What this task involves: Your task is to transcribe all the entries exactly, excluding pictures.
╔══
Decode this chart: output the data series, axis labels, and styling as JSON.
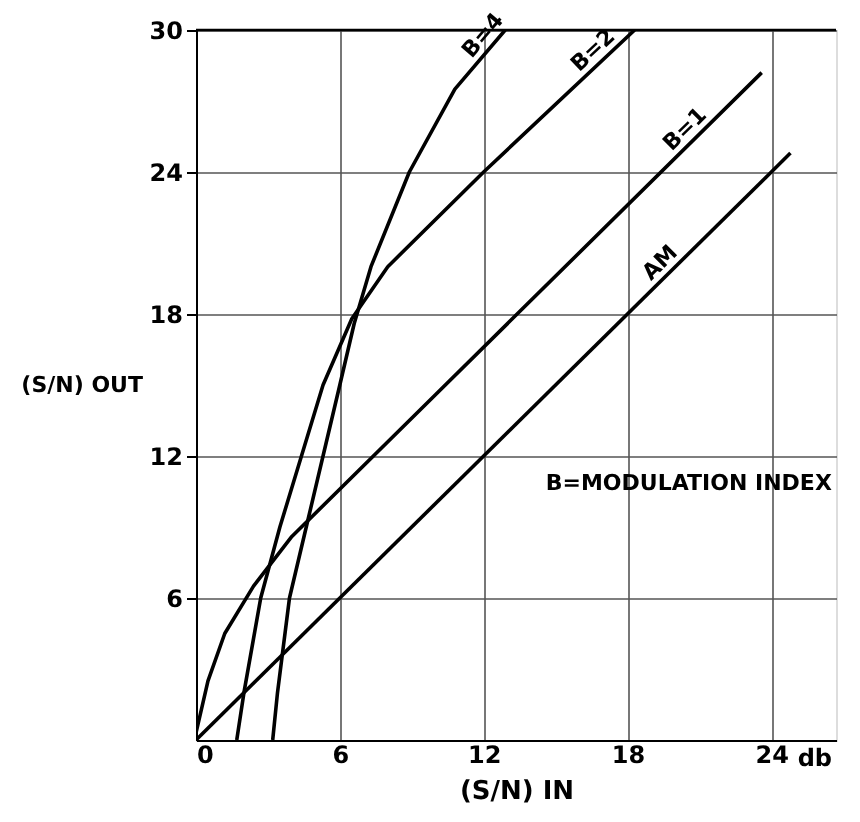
{
  "chart_data": {
    "type": "line",
    "xlabel": "(S/N) IN",
    "ylabel": "(S/N) OUT",
    "annotations": [
      "B=MODULATION INDEX",
      "db"
    ],
    "series": [
      {
        "name": "B=4",
        "color": "#000000",
        "x": [
          3.2,
          3.4,
          3.9,
          4.6,
          5.3,
          6.0,
          6.6,
          7.3,
          8.9,
          10.8,
          12.9
        ],
        "values": [
          0,
          2,
          6,
          9,
          12,
          15,
          17.6,
          20,
          24,
          27.5,
          30
        ]
      },
      {
        "name": "B=2",
        "color": "#000000",
        "x": [
          1.7,
          2.0,
          2.7,
          3.5,
          4.4,
          5.3,
          6.5,
          8,
          12,
          18.3
        ],
        "values": [
          0,
          2,
          6,
          9,
          12,
          15,
          17.8,
          20,
          24,
          30
        ]
      },
      {
        "name": "B=1",
        "color": "#000000",
        "x": [
          0,
          0.5,
          1.2,
          2.4,
          4,
          10,
          23.6
        ],
        "values": [
          0.3,
          2.5,
          4.5,
          6.5,
          8.6,
          14.6,
          28.2
        ]
      },
      {
        "name": "AM",
        "color": "#000000",
        "x": [
          0,
          24.8
        ],
        "values": [
          0,
          24.8
        ]
      }
    ],
    "xlim": [
      0,
      26.7
    ],
    "ylim": [
      0,
      30
    ],
    "xticks": [
      0,
      6,
      12,
      18,
      24
    ],
    "yticks": [
      6,
      12,
      18,
      24,
      30
    ],
    "grid": true,
    "marker": "none",
    "line_style": "solid"
  }
}
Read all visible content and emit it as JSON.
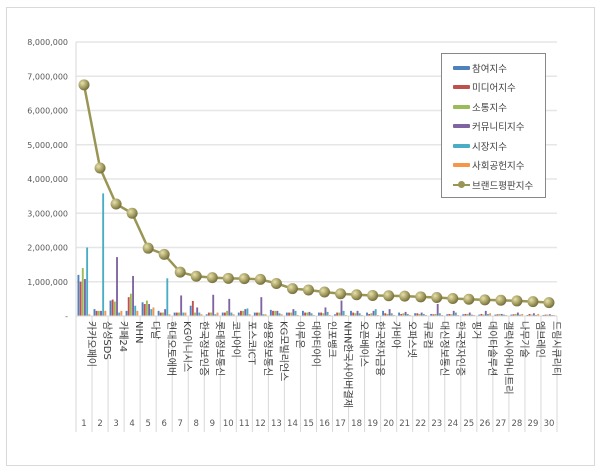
╚══
Task output:
Decode this chart: output the data series, axis labels, and styling as JSON.
{
  "chart_data": {
    "type": "line",
    "xlabel": "(S/N) IN",
    "ylabel": "(S/N) OUT",
    "annotations": [
      "B=MODULATION INDEX",
      "db"
    ],
    "series": [
      {
        "name": "B=4",
        "color": "#000000",
        "x": [
          3.2,
          3.4,
          3.9,
          4.6,
          5.3,
          6.0,
          6.6,
          7.3,
          8.9,
          10.8,
          12.9
        ],
        "values": [
          0,
          2,
          6,
          9,
          12,
          15,
          17.6,
          20,
          24,
          27.5,
          30
        ]
      },
      {
        "name": "B=2",
        "color": "#000000",
        "x": [
          1.7,
          2.0,
          2.7,
          3.5,
          4.4,
          5.3,
          6.5,
          8,
          12,
          18.3
        ],
        "values": [
          0,
          2,
          6,
          9,
          12,
          15,
          17.8,
          20,
          24,
          30
        ]
      },
      {
        "name": "B=1",
        "color": "#000000",
        "x": [
          0,
          0.5,
          1.2,
          2.4,
          4,
          10,
          23.6
        ],
        "values": [
          0.3,
          2.5,
          4.5,
          6.5,
          8.6,
          14.6,
          28.2
        ]
      },
      {
        "name": "AM",
        "color": "#000000",
        "x": [
          0,
          24.8
        ],
        "values": [
          0,
          24.8
        ]
      }
    ],
    "xlim": [
      0,
      26.7
    ],
    "ylim": [
      0,
      30
    ],
    "xticks": [
      0,
      6,
      12,
      18,
      24
    ],
    "yticks": [
      6,
      12,
      18,
      24,
      30
    ],
    "grid": true,
    "marker": "none",
    "line_style": "solid"
  }
}
Read all visible content and emit it as JSON.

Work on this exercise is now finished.